## The task
Can you repeat the records below with every "bar" switched to "column" and nothing else changed?

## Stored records
========
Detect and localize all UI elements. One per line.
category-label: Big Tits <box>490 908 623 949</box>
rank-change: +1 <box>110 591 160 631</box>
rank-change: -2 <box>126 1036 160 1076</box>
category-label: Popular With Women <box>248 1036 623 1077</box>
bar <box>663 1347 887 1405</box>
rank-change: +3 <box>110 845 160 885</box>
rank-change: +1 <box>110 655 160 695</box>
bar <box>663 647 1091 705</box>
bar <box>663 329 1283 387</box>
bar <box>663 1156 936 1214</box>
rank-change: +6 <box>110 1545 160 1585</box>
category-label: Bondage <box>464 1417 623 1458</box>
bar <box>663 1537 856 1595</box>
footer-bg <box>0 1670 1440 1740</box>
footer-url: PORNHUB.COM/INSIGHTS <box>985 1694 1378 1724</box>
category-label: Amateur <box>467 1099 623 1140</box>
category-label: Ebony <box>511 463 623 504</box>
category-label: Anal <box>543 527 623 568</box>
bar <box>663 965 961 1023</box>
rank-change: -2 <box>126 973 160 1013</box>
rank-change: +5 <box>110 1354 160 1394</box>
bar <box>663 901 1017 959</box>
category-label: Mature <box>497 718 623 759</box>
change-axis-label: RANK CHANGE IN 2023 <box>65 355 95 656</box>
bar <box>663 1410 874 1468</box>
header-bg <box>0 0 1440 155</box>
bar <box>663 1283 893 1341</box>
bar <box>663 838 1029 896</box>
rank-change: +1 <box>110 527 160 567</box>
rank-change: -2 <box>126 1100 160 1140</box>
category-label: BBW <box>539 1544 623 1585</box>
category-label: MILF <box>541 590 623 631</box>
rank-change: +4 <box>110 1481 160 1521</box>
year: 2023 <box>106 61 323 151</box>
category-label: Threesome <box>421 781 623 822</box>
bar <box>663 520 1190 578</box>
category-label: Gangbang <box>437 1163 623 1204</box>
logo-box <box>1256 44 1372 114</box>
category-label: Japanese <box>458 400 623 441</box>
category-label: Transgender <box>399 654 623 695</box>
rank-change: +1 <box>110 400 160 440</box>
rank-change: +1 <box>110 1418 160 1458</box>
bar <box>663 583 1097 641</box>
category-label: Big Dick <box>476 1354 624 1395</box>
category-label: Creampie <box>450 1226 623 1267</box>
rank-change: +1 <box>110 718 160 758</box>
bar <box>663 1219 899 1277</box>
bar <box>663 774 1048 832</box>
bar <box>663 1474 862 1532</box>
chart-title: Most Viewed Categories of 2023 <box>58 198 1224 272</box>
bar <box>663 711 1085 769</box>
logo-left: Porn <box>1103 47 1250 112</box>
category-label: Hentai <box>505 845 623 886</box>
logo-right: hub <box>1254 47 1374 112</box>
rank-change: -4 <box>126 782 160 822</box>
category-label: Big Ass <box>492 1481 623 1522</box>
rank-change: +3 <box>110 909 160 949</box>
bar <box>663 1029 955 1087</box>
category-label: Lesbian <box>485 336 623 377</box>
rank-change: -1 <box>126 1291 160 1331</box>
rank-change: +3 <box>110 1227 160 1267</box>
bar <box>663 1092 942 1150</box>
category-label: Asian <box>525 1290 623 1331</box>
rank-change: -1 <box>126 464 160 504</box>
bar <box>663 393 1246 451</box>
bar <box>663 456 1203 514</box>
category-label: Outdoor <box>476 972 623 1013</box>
========
## Result of the exercise
Detect and localize all UI elements. One per line.
category-label: Big Tits <box>490 908 623 949</box>
rank-change: +1 <box>110 591 160 631</box>
rank-change: -2 <box>126 1036 160 1076</box>
category-label: Popular With Women <box>248 1036 623 1077</box>
column <box>663 1347 887 1405</box>
rank-change: +3 <box>110 845 160 885</box>
rank-change: +1 <box>110 655 160 695</box>
column <box>663 647 1091 705</box>
column <box>663 329 1283 387</box>
column <box>663 1156 936 1214</box>
rank-change: +6 <box>110 1545 160 1585</box>
category-label: Bondage <box>464 1417 623 1458</box>
column <box>663 1537 856 1595</box>
footer-bg <box>0 1670 1440 1740</box>
footer-url: PORNHUB.COM/INSIGHTS <box>985 1694 1378 1724</box>
category-label: Amateur <box>467 1099 623 1140</box>
category-label: Ebony <box>511 463 623 504</box>
category-label: Anal <box>543 527 623 568</box>
column <box>663 965 961 1023</box>
rank-change: -2 <box>126 973 160 1013</box>
rank-change: +5 <box>110 1354 160 1394</box>
column <box>663 901 1017 959</box>
category-label: Mature <box>497 718 623 759</box>
change-axis-label: RANK CHANGE IN 2023 <box>65 355 95 656</box>
column <box>663 1410 874 1468</box>
header-bg <box>0 0 1440 155</box>
column <box>663 1283 893 1341</box>
column <box>663 838 1029 896</box>
rank-change: +1 <box>110 527 160 567</box>
rank-change: -2 <box>126 1100 160 1140</box>
category-label: BBW <box>539 1544 623 1585</box>
category-label: MILF <box>541 590 623 631</box>
rank-change: +4 <box>110 1481 160 1521</box>
year: 2023 <box>106 61 323 151</box>
category-label: Threesome <box>421 781 623 822</box>
column <box>663 520 1190 578</box>
category-label: Gangbang <box>437 1163 623 1204</box>
logo-box <box>1256 44 1372 114</box>
category-label: Japanese <box>458 400 623 441</box>
category-label: Transgender <box>399 654 623 695</box>
rank-change: +1 <box>110 400 160 440</box>
rank-change: +1 <box>110 1418 160 1458</box>
column <box>663 583 1097 641</box>
category-label: Big Dick <box>476 1354 624 1395</box>
category-label: Creampie <box>450 1226 623 1267</box>
rank-change: +1 <box>110 718 160 758</box>
column <box>663 1219 899 1277</box>
column <box>663 774 1048 832</box>
column <box>663 1474 862 1532</box>
chart-title: Most Viewed Categories of 2023 <box>58 198 1224 272</box>
column <box>663 711 1085 769</box>
logo-left: Porn <box>1103 47 1250 112</box>
category-label: Hentai <box>505 845 623 886</box>
logo-right: hub <box>1254 47 1374 112</box>
rank-change: -4 <box>126 782 160 822</box>
category-label: Big Ass <box>492 1481 623 1522</box>
rank-change: +3 <box>110 909 160 949</box>
column <box>663 1029 955 1087</box>
category-label: Lesbian <box>485 336 623 377</box>
rank-change: -1 <box>126 1291 160 1331</box>
rank-change: +3 <box>110 1227 160 1267</box>
column <box>663 1092 942 1150</box>
category-label: Asian <box>525 1290 623 1331</box>
rank-change: -1 <box>126 464 160 504</box>
column <box>663 393 1246 451</box>
column <box>663 456 1203 514</box>
category-label: Outdoor <box>476 972 623 1013</box>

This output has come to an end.